> THE RECORDS
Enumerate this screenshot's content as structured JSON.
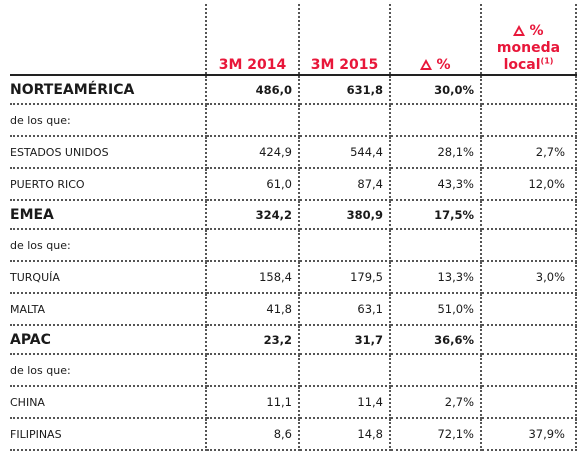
{
  "header": {
    "col1": "3M 2014",
    "col2": "3M 2015",
    "col3": "%",
    "col4_line1": "%",
    "col4_line2": "moneda",
    "col4_line3": "local",
    "col4_sup": "(1)"
  },
  "rows": [
    {
      "type": "main",
      "name": "NORTEAMÉRICA",
      "v2014": "486,0",
      "v2015": "631,8",
      "delta": "30,0%",
      "local": ""
    },
    {
      "type": "sub",
      "name": "de los que:",
      "v2014": "",
      "v2015": "",
      "delta": "",
      "local": ""
    },
    {
      "type": "sub",
      "name": "ESTADOS UNIDOS",
      "v2014": "424,9",
      "v2015": "544,4",
      "delta": "28,1%",
      "local": "2,7%"
    },
    {
      "type": "sub",
      "name": "PUERTO RICO",
      "v2014": "61,0",
      "v2015": "87,4",
      "delta": "43,3%",
      "local": "12,0%"
    },
    {
      "type": "main",
      "name": "EMEA",
      "v2014": "324,2",
      "v2015": "380,9",
      "delta": "17,5%",
      "local": ""
    },
    {
      "type": "sub",
      "name": "de los que:",
      "v2014": "",
      "v2015": "",
      "delta": "",
      "local": ""
    },
    {
      "type": "sub",
      "name": "TURQUÍA",
      "v2014": "158,4",
      "v2015": "179,5",
      "delta": "13,3%",
      "local": "3,0%"
    },
    {
      "type": "sub",
      "name": "MALTA",
      "v2014": "41,8",
      "v2015": "63,1",
      "delta": "51,0%",
      "local": ""
    },
    {
      "type": "main",
      "name": "APAC",
      "v2014": "23,2",
      "v2015": "31,7",
      "delta": "36,6%",
      "local": ""
    },
    {
      "type": "sub",
      "name": "de los que:",
      "v2014": "",
      "v2015": "",
      "delta": "",
      "local": ""
    },
    {
      "type": "sub",
      "name": "CHINA",
      "v2014": "11,1",
      "v2015": "11,4",
      "delta": "2,7%",
      "local": ""
    },
    {
      "type": "sub",
      "name": "FILIPINAS",
      "v2014": "8,6",
      "v2015": "14,8",
      "delta": "72,1%",
      "local": "37,9%"
    }
  ]
}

> PROBLEM TO SOLVE
Look over the listing above. Pick out and copy every line that includes "name".

> WRITTEN RESPONSE
      "name": "NORTEAMÉRICA",
      "name": "de los que:",
      "name": "ESTADOS UNIDOS",
      "name": "PUERTO RICO",
      "name": "EMEA",
      "name": "de los que:",
      "name": "TURQUÍA",
      "name": "MALTA",
      "name": "APAC",
      "name": "de los que:",
      "name": "CHINA",
      "name": "FILIPINAS",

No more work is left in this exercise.